Write out all the data again, exactly as it stands.

++++++++++++++++++++

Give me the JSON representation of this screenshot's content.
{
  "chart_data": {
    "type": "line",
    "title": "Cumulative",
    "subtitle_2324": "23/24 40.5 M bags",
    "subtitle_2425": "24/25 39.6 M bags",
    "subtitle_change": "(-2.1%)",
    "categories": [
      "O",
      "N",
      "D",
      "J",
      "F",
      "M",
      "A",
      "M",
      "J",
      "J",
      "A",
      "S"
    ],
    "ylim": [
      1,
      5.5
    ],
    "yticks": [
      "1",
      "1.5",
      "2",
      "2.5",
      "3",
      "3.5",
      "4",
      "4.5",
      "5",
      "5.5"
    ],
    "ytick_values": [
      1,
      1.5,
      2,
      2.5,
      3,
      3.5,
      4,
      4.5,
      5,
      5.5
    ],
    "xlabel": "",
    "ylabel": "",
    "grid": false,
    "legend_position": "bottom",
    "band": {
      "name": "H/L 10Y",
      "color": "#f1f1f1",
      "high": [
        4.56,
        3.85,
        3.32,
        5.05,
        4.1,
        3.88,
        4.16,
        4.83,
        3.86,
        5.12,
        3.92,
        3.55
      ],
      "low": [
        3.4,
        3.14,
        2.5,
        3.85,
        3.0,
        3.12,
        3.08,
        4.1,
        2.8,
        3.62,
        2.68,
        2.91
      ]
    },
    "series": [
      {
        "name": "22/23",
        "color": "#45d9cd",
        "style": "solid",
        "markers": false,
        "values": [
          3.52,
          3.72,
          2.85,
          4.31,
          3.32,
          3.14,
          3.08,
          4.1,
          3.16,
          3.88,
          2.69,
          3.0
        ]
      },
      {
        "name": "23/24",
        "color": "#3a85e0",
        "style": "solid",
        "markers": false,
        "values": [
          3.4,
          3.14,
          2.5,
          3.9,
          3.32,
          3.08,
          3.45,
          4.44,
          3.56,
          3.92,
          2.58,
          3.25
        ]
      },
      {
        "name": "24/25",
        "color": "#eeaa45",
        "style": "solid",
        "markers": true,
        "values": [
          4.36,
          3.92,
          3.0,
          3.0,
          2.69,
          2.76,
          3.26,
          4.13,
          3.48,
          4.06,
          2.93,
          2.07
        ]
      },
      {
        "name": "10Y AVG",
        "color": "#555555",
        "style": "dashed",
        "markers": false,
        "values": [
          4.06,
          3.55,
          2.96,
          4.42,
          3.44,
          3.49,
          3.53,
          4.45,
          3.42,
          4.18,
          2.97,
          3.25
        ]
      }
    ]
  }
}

++++++++++++++++++++

◆ SOLUTION ◆
Give me the JSON representation of this screenshot's content.
{
  "chart_data": {
    "type": "line",
    "title": "Cumulative",
    "subtitle_2324": "23/24 40.5 M bags",
    "subtitle_2425": "24/25 39.6 M bags",
    "subtitle_change": "(-2.1%)",
    "categories": [
      "O",
      "N",
      "D",
      "J",
      "F",
      "M",
      "A",
      "M",
      "J",
      "J",
      "A",
      "S"
    ],
    "ylim": [
      1,
      5.5
    ],
    "yticks": [
      "1",
      "1.5",
      "2",
      "2.5",
      "3",
      "3.5",
      "4",
      "4.5",
      "5",
      "5.5"
    ],
    "ytick_values": [
      1,
      1.5,
      2,
      2.5,
      3,
      3.5,
      4,
      4.5,
      5,
      5.5
    ],
    "xlabel": "",
    "ylabel": "",
    "grid": false,
    "legend_position": "bottom",
    "band": {
      "name": "H/L 10Y",
      "color": "#f1f1f1",
      "high": [
        4.56,
        3.85,
        3.32,
        5.05,
        4.1,
        3.88,
        4.16,
        4.83,
        3.86,
        5.12,
        3.92,
        3.55
      ],
      "low": [
        3.4,
        3.14,
        2.5,
        3.85,
        3.0,
        3.12,
        3.08,
        4.1,
        2.8,
        3.62,
        2.68,
        2.91
      ]
    },
    "series": [
      {
        "name": "22/23",
        "color": "#45d9cd",
        "style": "solid",
        "markers": false,
        "values": [
          3.52,
          3.72,
          2.85,
          4.31,
          3.32,
          3.14,
          3.08,
          4.1,
          3.16,
          3.88,
          2.69,
          3.0
        ]
      },
      {
        "name": "23/24",
        "color": "#3a85e0",
        "style": "solid",
        "markers": false,
        "values": [
          3.4,
          3.14,
          2.5,
          3.9,
          3.32,
          3.08,
          3.45,
          4.44,
          3.56,
          3.92,
          2.58,
          3.25
        ]
      },
      {
        "name": "24/25",
        "color": "#eeaa45",
        "style": "solid",
        "markers": true,
        "values": [
          4.36,
          3.92,
          3.0,
          3.0,
          2.69,
          2.76,
          3.26,
          4.13,
          3.48,
          4.06,
          2.93,
          2.07
        ]
      },
      {
        "name": "10Y AVG",
        "color": "#555555",
        "style": "dashed",
        "markers": false,
        "values": [
          4.06,
          3.55,
          2.96,
          4.42,
          3.44,
          3.49,
          3.53,
          4.45,
          3.42,
          4.18,
          2.97,
          3.25
        ]
      }
    ]
  }
}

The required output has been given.